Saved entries

:::::

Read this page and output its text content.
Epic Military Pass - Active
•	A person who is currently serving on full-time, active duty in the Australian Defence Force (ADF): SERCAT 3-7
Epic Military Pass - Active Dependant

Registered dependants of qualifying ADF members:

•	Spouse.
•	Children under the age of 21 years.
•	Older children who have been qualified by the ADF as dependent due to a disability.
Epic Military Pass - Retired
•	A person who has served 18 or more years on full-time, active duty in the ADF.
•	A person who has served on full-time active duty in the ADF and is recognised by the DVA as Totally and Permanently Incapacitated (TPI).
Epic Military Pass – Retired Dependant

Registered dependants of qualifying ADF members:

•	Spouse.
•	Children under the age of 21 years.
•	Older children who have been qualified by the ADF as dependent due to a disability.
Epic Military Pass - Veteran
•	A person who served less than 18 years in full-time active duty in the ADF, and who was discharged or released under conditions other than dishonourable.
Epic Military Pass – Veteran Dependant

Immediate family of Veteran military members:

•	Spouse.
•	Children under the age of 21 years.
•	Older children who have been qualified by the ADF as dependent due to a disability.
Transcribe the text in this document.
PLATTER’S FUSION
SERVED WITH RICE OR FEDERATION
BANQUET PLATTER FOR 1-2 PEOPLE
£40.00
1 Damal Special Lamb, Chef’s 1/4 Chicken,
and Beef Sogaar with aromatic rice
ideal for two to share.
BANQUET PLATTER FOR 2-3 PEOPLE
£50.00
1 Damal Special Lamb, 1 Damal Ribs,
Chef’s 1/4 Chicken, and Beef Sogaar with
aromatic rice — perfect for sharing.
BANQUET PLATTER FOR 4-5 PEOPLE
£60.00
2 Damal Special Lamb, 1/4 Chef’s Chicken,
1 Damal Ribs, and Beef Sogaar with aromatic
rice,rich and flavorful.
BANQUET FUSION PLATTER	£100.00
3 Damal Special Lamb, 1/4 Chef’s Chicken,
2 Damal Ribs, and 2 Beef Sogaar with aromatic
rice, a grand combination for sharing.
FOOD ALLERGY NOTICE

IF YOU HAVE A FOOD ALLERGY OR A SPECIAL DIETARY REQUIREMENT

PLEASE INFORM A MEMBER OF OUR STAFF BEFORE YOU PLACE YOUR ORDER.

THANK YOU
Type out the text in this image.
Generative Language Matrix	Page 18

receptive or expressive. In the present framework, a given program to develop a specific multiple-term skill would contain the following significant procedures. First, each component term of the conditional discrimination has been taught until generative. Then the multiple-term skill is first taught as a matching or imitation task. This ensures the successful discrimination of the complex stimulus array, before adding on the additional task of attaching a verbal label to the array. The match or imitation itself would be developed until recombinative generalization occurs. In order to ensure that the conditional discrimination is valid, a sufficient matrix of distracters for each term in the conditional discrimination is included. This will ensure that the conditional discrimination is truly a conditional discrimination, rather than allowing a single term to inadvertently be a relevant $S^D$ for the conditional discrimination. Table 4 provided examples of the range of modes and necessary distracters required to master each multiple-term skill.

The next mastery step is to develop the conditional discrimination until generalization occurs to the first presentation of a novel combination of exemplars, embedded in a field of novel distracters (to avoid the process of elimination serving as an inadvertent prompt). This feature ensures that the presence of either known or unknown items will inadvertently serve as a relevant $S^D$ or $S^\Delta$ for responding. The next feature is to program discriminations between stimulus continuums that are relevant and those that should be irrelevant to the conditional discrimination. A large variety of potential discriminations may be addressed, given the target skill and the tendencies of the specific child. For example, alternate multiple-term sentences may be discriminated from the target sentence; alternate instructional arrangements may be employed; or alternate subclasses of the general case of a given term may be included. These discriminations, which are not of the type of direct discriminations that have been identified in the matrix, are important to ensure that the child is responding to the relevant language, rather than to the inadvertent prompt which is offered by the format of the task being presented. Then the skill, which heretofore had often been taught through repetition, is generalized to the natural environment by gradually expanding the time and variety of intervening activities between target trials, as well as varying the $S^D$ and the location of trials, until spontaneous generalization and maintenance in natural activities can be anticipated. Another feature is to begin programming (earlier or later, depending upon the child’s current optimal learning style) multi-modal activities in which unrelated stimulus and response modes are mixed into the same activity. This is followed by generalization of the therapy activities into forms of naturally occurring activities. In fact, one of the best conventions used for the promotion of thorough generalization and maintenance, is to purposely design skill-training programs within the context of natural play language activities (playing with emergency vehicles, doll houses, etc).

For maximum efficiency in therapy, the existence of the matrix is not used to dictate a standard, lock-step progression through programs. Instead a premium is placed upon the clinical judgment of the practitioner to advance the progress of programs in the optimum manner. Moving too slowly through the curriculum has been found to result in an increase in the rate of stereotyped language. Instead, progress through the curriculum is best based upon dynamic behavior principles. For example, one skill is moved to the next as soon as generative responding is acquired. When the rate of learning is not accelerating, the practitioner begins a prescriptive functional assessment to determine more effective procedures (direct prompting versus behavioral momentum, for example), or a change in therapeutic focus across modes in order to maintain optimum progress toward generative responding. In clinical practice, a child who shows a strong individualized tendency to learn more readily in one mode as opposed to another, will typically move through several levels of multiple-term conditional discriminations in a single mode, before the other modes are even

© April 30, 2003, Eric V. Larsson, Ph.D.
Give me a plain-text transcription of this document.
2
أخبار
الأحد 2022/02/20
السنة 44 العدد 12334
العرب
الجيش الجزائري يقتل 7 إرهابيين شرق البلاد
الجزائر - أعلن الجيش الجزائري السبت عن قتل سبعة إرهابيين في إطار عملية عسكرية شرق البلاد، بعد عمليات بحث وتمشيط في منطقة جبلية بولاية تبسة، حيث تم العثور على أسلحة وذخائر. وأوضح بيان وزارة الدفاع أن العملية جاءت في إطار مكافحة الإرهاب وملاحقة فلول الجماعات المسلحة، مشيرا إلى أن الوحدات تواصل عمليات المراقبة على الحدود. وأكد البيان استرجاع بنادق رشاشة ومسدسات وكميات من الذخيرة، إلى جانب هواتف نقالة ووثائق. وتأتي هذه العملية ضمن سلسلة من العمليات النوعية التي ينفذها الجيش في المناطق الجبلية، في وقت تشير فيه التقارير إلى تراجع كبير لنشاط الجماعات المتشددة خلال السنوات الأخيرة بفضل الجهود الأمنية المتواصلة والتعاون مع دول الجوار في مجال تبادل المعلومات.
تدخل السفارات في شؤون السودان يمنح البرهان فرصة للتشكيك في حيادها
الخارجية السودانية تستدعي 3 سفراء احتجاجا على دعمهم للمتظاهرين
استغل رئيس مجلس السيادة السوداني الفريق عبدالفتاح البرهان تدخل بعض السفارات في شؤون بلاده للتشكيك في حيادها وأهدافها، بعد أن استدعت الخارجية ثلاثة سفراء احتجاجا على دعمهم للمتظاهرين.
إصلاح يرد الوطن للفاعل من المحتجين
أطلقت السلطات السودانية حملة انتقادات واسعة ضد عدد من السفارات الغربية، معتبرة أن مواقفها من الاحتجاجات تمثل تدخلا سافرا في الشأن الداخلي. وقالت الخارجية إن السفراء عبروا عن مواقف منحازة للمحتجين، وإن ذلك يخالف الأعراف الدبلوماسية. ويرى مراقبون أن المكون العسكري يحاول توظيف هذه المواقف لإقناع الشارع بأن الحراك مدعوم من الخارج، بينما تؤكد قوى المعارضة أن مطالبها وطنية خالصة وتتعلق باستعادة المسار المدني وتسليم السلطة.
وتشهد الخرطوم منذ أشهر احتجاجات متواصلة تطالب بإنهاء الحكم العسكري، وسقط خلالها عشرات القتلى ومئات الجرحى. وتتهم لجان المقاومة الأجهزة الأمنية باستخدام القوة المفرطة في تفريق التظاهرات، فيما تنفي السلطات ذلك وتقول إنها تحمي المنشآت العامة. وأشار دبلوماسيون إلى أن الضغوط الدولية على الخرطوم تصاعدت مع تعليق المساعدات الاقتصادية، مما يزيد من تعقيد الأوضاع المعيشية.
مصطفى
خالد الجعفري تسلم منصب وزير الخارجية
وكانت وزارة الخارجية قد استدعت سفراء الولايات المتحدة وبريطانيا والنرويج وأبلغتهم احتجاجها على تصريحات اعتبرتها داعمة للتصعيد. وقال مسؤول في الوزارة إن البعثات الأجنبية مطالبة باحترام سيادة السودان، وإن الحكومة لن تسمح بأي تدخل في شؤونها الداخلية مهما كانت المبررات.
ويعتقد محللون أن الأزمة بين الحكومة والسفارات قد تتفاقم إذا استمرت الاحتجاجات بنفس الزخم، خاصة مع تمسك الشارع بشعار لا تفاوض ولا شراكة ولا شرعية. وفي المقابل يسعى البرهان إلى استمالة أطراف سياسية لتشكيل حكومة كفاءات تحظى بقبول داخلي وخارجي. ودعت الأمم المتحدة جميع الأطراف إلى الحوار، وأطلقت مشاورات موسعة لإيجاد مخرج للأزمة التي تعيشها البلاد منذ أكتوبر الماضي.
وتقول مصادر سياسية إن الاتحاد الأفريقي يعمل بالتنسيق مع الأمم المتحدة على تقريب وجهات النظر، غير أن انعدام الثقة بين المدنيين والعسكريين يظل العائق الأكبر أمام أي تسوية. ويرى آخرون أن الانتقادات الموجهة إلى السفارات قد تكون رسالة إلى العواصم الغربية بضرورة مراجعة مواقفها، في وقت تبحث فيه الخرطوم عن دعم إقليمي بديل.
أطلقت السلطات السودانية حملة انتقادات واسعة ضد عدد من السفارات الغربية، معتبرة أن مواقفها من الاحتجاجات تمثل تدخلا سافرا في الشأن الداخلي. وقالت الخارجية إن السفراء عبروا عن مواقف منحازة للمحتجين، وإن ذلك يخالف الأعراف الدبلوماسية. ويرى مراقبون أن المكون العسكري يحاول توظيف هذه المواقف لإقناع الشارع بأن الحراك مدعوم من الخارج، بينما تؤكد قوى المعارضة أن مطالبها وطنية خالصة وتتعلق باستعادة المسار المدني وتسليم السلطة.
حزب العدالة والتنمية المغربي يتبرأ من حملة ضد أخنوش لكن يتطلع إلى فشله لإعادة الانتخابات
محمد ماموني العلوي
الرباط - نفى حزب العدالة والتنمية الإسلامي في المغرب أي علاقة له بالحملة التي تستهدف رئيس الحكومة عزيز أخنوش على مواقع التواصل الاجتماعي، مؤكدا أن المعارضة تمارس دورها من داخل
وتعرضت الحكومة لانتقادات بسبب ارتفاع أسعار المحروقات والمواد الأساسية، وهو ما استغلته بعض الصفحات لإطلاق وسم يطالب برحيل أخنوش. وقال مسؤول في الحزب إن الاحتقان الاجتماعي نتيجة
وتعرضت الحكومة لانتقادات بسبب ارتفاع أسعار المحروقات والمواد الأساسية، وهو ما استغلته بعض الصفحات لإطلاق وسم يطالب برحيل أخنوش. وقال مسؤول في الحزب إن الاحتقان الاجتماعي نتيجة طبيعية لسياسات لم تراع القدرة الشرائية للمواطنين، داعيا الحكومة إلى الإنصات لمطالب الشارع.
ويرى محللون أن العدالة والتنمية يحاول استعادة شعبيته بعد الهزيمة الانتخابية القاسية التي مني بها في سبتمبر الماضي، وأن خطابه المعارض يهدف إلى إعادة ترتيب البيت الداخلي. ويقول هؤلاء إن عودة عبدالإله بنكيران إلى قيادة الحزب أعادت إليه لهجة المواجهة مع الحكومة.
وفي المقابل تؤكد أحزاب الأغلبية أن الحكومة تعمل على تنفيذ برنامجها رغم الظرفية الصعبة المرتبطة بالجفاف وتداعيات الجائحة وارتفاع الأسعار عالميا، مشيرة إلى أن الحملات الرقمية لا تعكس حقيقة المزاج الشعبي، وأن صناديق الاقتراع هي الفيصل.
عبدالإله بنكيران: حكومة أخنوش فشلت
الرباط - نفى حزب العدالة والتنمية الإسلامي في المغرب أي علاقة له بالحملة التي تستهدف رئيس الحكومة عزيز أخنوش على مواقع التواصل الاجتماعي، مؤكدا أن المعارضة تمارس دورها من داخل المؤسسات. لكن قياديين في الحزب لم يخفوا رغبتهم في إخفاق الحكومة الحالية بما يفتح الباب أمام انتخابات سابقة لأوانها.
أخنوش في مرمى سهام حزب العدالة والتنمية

:::::

GIVEN TASK
Where a line in the entries holds the word "Beef", copy that line.

EXERCISE RESULT
and Beef Sogaar with aromatic rice
Chef’s 1/4 Chicken, and Beef Sogaar with
1 Damal Ribs, and Beef Sogaar with aromatic
2 Damal Ribs, and 2 Beef Sogaar with aromatic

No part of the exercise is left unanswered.